-- Start of Dataset --

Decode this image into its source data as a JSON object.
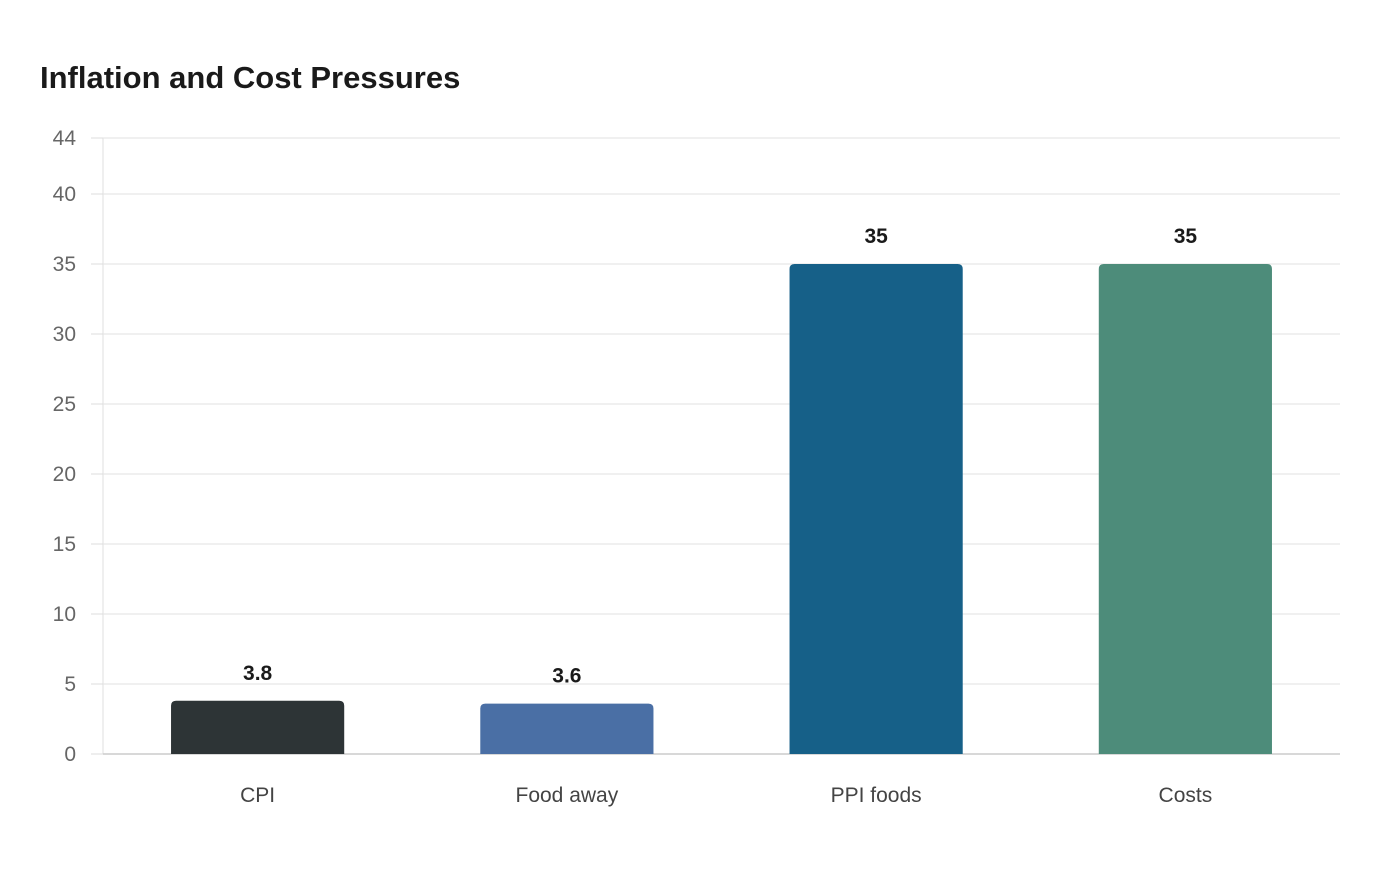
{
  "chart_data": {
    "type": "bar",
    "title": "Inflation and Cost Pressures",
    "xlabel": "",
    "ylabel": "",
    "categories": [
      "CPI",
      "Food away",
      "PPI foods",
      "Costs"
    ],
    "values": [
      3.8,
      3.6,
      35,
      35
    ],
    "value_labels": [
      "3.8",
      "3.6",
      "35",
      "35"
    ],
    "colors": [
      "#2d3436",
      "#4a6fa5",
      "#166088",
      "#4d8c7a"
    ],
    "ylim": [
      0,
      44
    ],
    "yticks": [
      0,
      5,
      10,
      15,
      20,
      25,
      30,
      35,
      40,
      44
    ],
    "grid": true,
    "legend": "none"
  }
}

-- End of Dataset --

**The exercise:**
Retype the data above exactly; pictures are not part of the copy.

**Task answer:**
Decode this image into its source data as a JSON object.
{
  "chart_data": {
    "type": "bar",
    "title": "Inflation and Cost Pressures",
    "xlabel": "",
    "ylabel": "",
    "categories": [
      "CPI",
      "Food away",
      "PPI foods",
      "Costs"
    ],
    "values": [
      3.8,
      3.6,
      35,
      35
    ],
    "value_labels": [
      "3.8",
      "3.6",
      "35",
      "35"
    ],
    "colors": [
      "#2d3436",
      "#4a6fa5",
      "#166088",
      "#4d8c7a"
    ],
    "ylim": [
      0,
      44
    ],
    "yticks": [
      0,
      5,
      10,
      15,
      20,
      25,
      30,
      35,
      40,
      44
    ],
    "grid": true,
    "legend": "none"
  }
}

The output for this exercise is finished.